- _WHAT YOU NEED TO DO_
Gather up all lines that carry the word "profile".

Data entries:
* * * * *

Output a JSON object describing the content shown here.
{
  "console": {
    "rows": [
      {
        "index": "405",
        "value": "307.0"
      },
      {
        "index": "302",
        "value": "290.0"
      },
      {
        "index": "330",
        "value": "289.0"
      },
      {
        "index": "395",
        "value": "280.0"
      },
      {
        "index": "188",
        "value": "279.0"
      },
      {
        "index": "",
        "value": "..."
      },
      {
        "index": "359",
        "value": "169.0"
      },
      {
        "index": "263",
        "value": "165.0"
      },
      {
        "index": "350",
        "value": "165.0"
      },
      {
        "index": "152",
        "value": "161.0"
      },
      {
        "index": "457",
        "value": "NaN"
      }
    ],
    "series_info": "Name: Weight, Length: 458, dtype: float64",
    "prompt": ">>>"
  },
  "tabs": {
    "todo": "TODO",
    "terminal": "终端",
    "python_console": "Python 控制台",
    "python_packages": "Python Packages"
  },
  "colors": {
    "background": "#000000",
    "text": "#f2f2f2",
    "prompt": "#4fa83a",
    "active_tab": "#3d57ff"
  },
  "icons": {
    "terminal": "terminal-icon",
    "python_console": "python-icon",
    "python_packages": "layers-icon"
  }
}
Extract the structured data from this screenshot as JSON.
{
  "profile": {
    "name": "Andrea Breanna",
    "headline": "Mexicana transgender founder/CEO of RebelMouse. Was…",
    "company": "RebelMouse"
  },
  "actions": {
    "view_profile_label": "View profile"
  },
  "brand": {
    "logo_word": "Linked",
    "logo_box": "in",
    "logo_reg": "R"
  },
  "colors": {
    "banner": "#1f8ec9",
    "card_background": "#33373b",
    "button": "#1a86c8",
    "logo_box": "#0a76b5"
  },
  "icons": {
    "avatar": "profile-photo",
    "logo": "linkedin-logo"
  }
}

* * * * *

- _EXPECTED OUTPUT_
  "profile": {
    "view_profile_label": "View profile"
    "avatar": "profile-photo",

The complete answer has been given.